• WRITTEN TASK: Find each line in the records below that contains the string "Light", and copy those lines out. Matching is case-sensitive.

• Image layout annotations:

::::::::::

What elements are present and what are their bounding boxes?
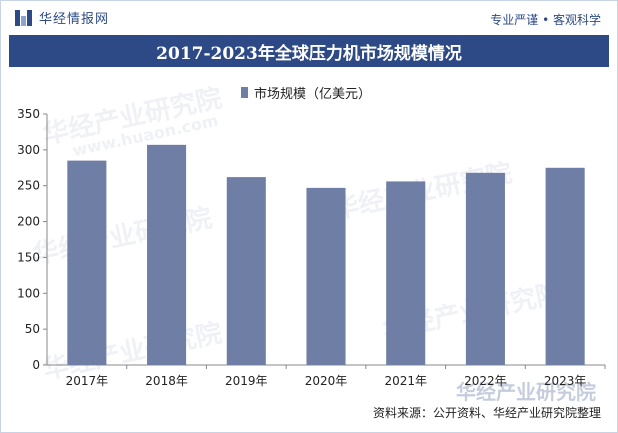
bar xyxy=(226,177,266,365)
bar-chart: 0 50 100 150 200 250 300 350 2017年 2018年 2019年 2020… xyxy=(17,107,606,388)
bar xyxy=(465,172,505,365)
y-tick-label: 200 xyxy=(17,215,40,229)
legend-label: 市场规模（亿美元） xyxy=(254,87,372,102)
bar xyxy=(545,167,585,365)
bar xyxy=(386,181,426,365)
chart-title: 2017-2023年全球压力机市场规模情况 xyxy=(9,35,609,67)
legend-swatch xyxy=(241,87,248,98)
x-tick-label: 2022年 xyxy=(464,374,507,388)
x-tick-label: 2023年 xyxy=(544,374,587,388)
y-tick-label: 100 xyxy=(17,286,40,300)
bar xyxy=(306,187,346,365)
top-bar: 华经情报网 专业严谨 • 客观科学 xyxy=(1,1,617,33)
source-note: 资料来源：公开资料、华经产业研究院整理 xyxy=(372,406,601,420)
tagline: 专业严谨 • 客观科学 xyxy=(490,13,601,27)
logo-bars-icon xyxy=(15,9,32,26)
logo: 华经情报网 xyxy=(15,8,109,27)
y-tick-label: 150 xyxy=(17,250,40,264)
brand-name: 华经情报网 xyxy=(39,12,110,27)
y-tick-label: 350 xyxy=(17,107,40,121)
y-tick-label: 250 xyxy=(17,179,40,193)
y-tick-label: 300 xyxy=(17,143,40,157)
x-tick-label: 2018年 xyxy=(145,374,188,388)
y-tick-label: 50 xyxy=(25,322,40,336)
y-tick-label: 0 xyxy=(32,358,40,372)
x-tick-label: 2020年 xyxy=(305,374,348,388)
x-tick-label: 2021年 xyxy=(384,374,427,388)
x-tick-label: 2017年 xyxy=(66,374,109,388)
legend: 市场规模（亿美元） xyxy=(241,83,371,102)
x-tick-label: 2019年 xyxy=(225,374,268,388)
bar xyxy=(147,144,187,365)
bar xyxy=(67,160,107,365)
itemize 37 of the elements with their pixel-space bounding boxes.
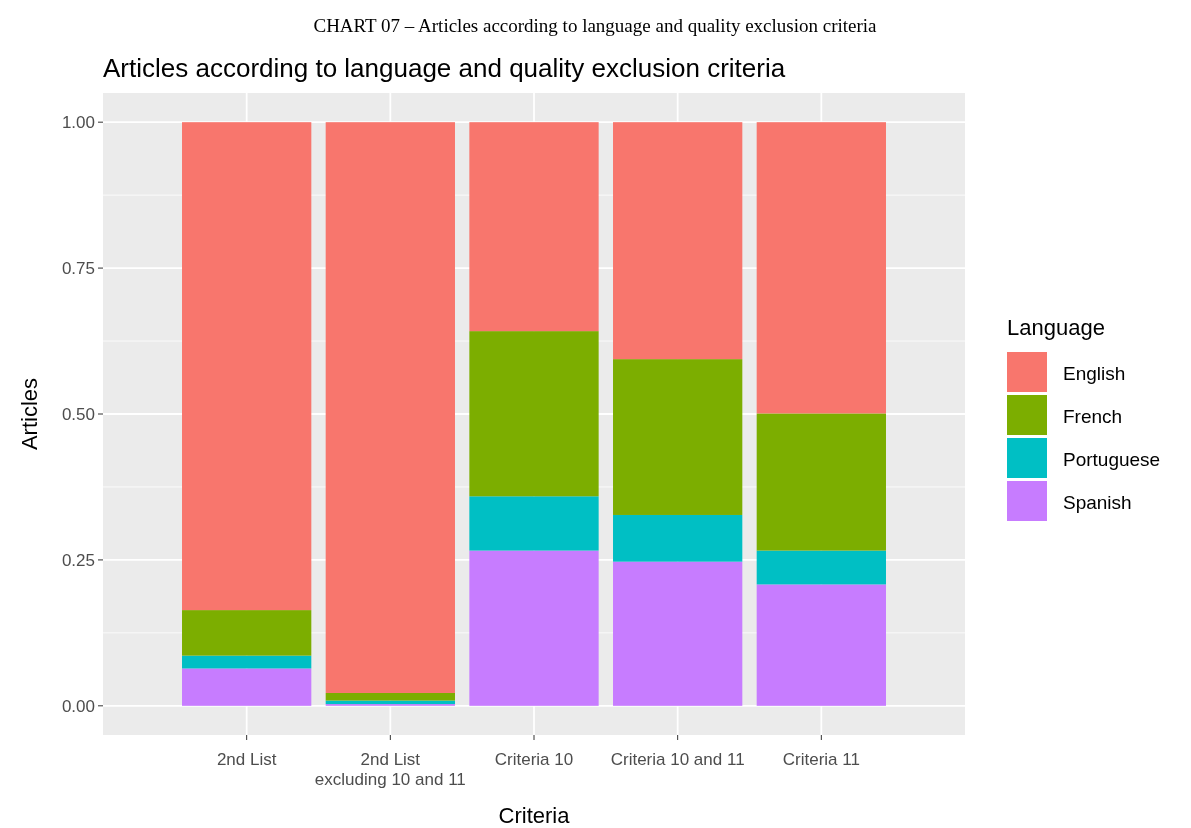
y-tick-label: 0.50: [61, 404, 95, 424]
x-tick-label: Criteria 10: [494, 750, 574, 769]
bar: [325, 122, 455, 693]
x-tick-label: 2nd List excluding 10 and 11: [314, 750, 466, 790]
y-tick-label: 0.25: [61, 550, 95, 570]
chart-title: Articles according to language and quality exclusion criteria: [103, 53, 786, 83]
bar: [182, 668, 312, 706]
x-tick-label: Criteria 11: [782, 750, 860, 769]
x-axis-title: Criteria: [498, 803, 571, 828]
bar: [613, 561, 743, 706]
y-tick-label: 1.00: [61, 113, 95, 133]
bar: [756, 122, 886, 414]
legend-label: Spanish: [1063, 491, 1132, 513]
bar: [182, 655, 312, 669]
x-tick-label: 2nd List: [216, 750, 277, 769]
bar: [469, 550, 599, 706]
legend-label: English: [1063, 362, 1126, 384]
bar: [469, 496, 599, 551]
x-tick-label: Criteria 10 and 11: [610, 750, 745, 769]
legend-label: Portuguese: [1063, 448, 1161, 470]
bar: [756, 584, 886, 706]
bar: [613, 514, 743, 562]
bar: [182, 610, 312, 656]
legend-title: Language: [1007, 315, 1105, 340]
bar: [325, 692, 455, 701]
bar: [469, 331, 599, 497]
legend-label: French: [1063, 405, 1123, 427]
bar: [756, 550, 886, 585]
bar: [182, 122, 312, 611]
bar: [756, 413, 886, 551]
y-axis-title: Articles: [17, 377, 42, 451]
y-tick-label: 0.75: [61, 259, 95, 279]
bar: [613, 359, 743, 515]
bar: [613, 122, 743, 360]
y-tick-label: 0.00: [61, 696, 95, 716]
caption: CHART 07 – Articles according to language and quality exclusion criteria: [313, 15, 878, 36]
bar: [469, 122, 599, 332]
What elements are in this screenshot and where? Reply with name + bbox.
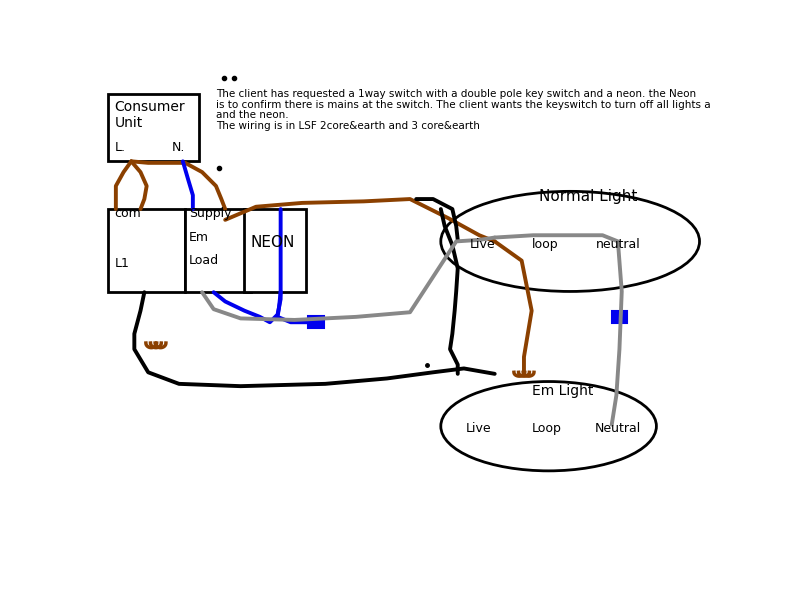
Text: and the neon.: and the neon. [216, 110, 289, 121]
Text: Em: Em [189, 232, 209, 244]
Bar [108, 94, 199, 161]
Text: NEON: NEON [250, 235, 295, 250]
Bar [612, 311, 627, 323]
Text: Loop: Loop [532, 422, 562, 434]
Text: Neutral: Neutral [594, 422, 641, 434]
Text: N.: N. [171, 142, 185, 154]
Text: com: com [114, 207, 141, 220]
Text: is to confirm there is mains at the switch. The client wants the keyswitch to tu: is to confirm there is mains at the swit… [216, 100, 710, 110]
Text: L1: L1 [114, 257, 129, 270]
Text: Em Light: Em Light [532, 385, 593, 398]
Text: Consumer
Unit: Consumer Unit [114, 100, 185, 130]
Text: Normal Light: Normal Light [539, 190, 638, 205]
Bar [245, 209, 306, 292]
Bar [308, 316, 324, 328]
Bar [185, 209, 250, 292]
Text: Supply: Supply [189, 207, 231, 220]
Text: Load: Load [189, 254, 219, 268]
Text: The wiring is in LSF 2core&earth and 3 core&earth: The wiring is in LSF 2core&earth and 3 c… [216, 121, 480, 131]
Text: Live: Live [466, 422, 491, 434]
Text: The client has requested a 1way switch with a double pole key switch and a neon.: The client has requested a 1way switch w… [216, 89, 696, 99]
Text: Live: Live [470, 238, 496, 251]
Text: loop: loop [532, 238, 558, 251]
Text: L.: L. [114, 142, 126, 154]
Text: neutral: neutral [596, 238, 641, 251]
Bar [108, 209, 185, 292]
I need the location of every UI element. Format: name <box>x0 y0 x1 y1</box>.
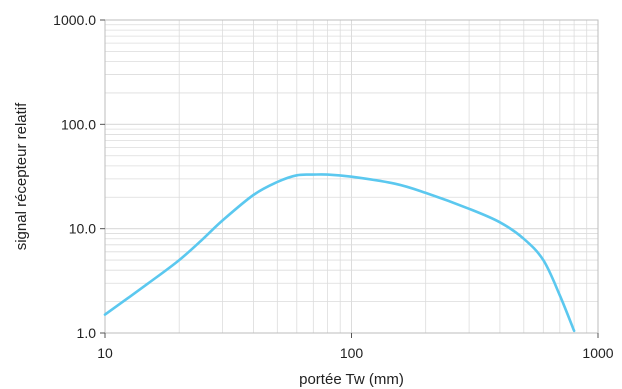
y-tick-label: 100.0 <box>61 116 96 132</box>
y-axis-label: signal récepteur relatif <box>13 102 30 250</box>
y-tick-label: 1000.0 <box>53 12 96 28</box>
x-tick-label: 1000 <box>582 345 613 361</box>
y-tick-labels: 1.0 10.0 100.0 1000.0 <box>53 12 105 341</box>
x-axis-label: portée Tw (mm) <box>299 371 404 388</box>
y-tick-label: 10.0 <box>69 221 96 237</box>
series-line <box>103 173 576 333</box>
x-tick-label: 100 <box>340 345 364 361</box>
grid <box>104 19 599 334</box>
x-tick-labels: 10 100 1000 <box>97 333 614 361</box>
x-tick-label: 10 <box>97 345 113 361</box>
y-tick-label: 1.0 <box>77 325 97 341</box>
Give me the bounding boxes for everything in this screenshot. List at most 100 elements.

::::::::::

• SOLVED PROBLEM:
Text: Em Light: Em Light [532, 385, 593, 398]
Text: Normal Light: Normal Light [539, 190, 638, 205]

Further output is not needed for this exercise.